## Work to be completed
Consider the data that follows and state how many lines contain the string "source", using the number alone.

--- Input records ---

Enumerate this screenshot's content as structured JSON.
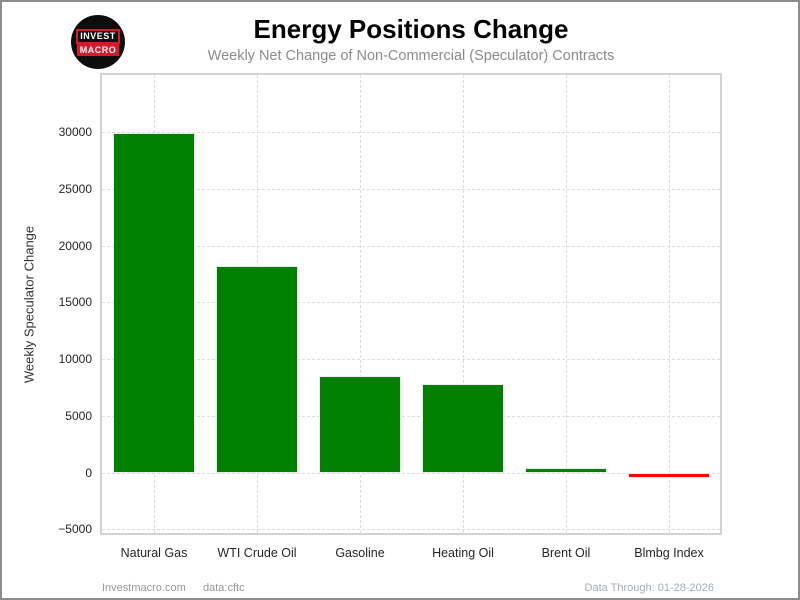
{
  "header": {
    "title": "Energy Positions Change",
    "subtitle": "Weekly Net Change of Non-Commercial (Speculator) Contracts"
  },
  "logo": {
    "line1": "INVEST",
    "line2": "MACRO",
    "bg_color": "#0d0d0d",
    "accent_color": "#d6192b"
  },
  "chart_data": {
    "type": "bar",
    "title": "Energy Positions Change",
    "subtitle": "Weekly Net Change of Non-Commercial (Speculator) Contracts",
    "categories": [
      "Natural Gas",
      "WTI Crude Oil",
      "Gasoline",
      "Heating Oil",
      "Brent Oil",
      "Blmbg Index"
    ],
    "values": [
      29900,
      18200,
      8500,
      7800,
      400,
      -500
    ],
    "xlabel": "",
    "ylabel": "Weekly Speculator Change",
    "ylim": [
      -5333,
      35050
    ],
    "yticks": [
      -5000,
      0,
      5000,
      10000,
      15000,
      20000,
      25000,
      30000
    ],
    "ytick_labels": [
      "−5000",
      "0",
      "5000",
      "10000",
      "15000",
      "20000",
      "25000",
      "30000"
    ],
    "grid": "dashed",
    "legend": "none",
    "positive_color": "#008000",
    "negative_color": "#ff0000",
    "bar_width_ratio": 0.8
  },
  "footer": {
    "site": "Investmacro.com",
    "source": "data:cftc",
    "data_through": "Data Through: 01-28-2026"
  }
}
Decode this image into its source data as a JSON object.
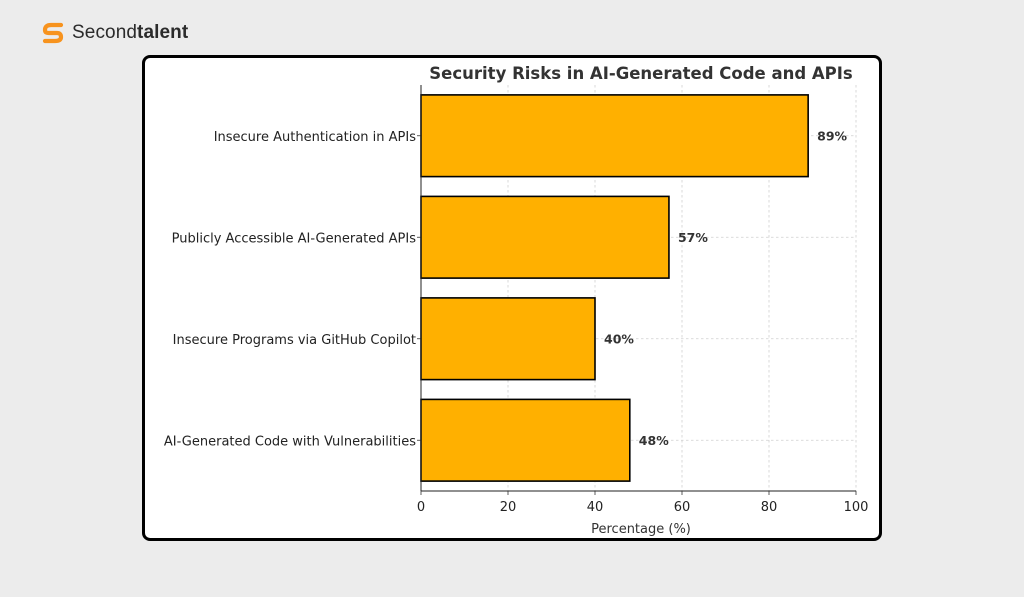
{
  "brand": {
    "name_regular": "Second",
    "name_bold": "talent",
    "logo_icon": "secondtalent-s-logo-icon",
    "logo_color": "#f7931e"
  },
  "chart_data": {
    "type": "bar",
    "orientation": "horizontal",
    "title": "Security Risks in AI-Generated Code and APIs",
    "xlabel": "Percentage (%)",
    "ylabel": "",
    "categories": [
      "Insecure Authentication in APIs",
      "Publicly Accessible AI-Generated APIs",
      "Insecure Programs via GitHub Copilot",
      "AI-Generated Code with Vulnerabilities"
    ],
    "values": [
      89,
      57,
      40,
      48
    ],
    "value_labels": [
      "89%",
      "57%",
      "40%",
      "48%"
    ],
    "xlim": [
      0,
      100
    ],
    "xticks": [
      0,
      20,
      40,
      60,
      80,
      100
    ],
    "xtick_labels": [
      "0",
      "20",
      "40",
      "60",
      "80",
      "100"
    ],
    "grid": true,
    "bar_color": "#ffb000",
    "bar_edge_color": "#000000"
  }
}
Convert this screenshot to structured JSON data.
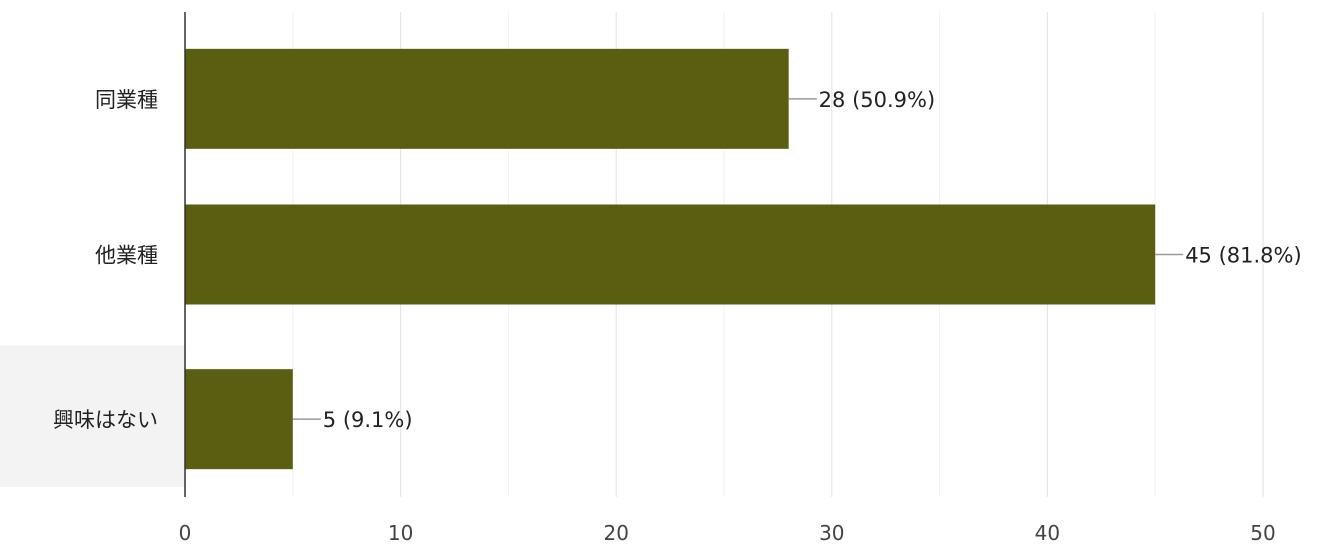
{
  "chart_data": {
    "type": "bar",
    "orientation": "horizontal",
    "categories": [
      "同業種",
      "他業種",
      "興味はない"
    ],
    "values": [
      28,
      45,
      5
    ],
    "data_labels": [
      "28 (50.9%)",
      "45 (81.8%)",
      "5 (9.1%)"
    ],
    "x_ticks": [
      0,
      10,
      20,
      30,
      40,
      50
    ],
    "xlim": [
      0,
      50
    ],
    "minor_grid_step": 5,
    "grid": true,
    "title": "",
    "xlabel": "",
    "ylabel": "",
    "bar_color": "#5a5e10",
    "legend": "none"
  }
}
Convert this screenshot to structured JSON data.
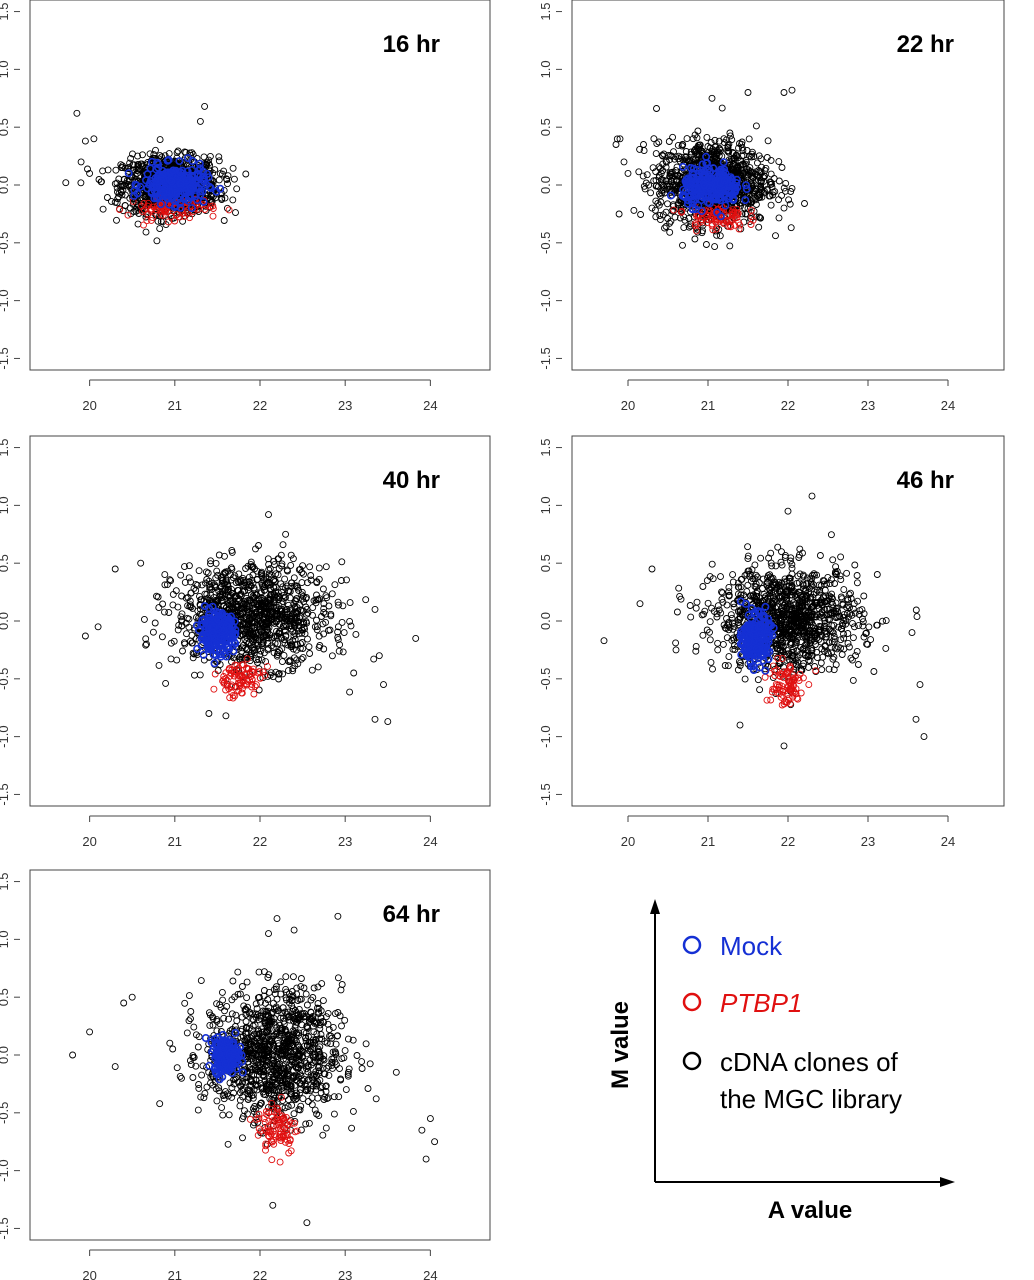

---

## Written response
2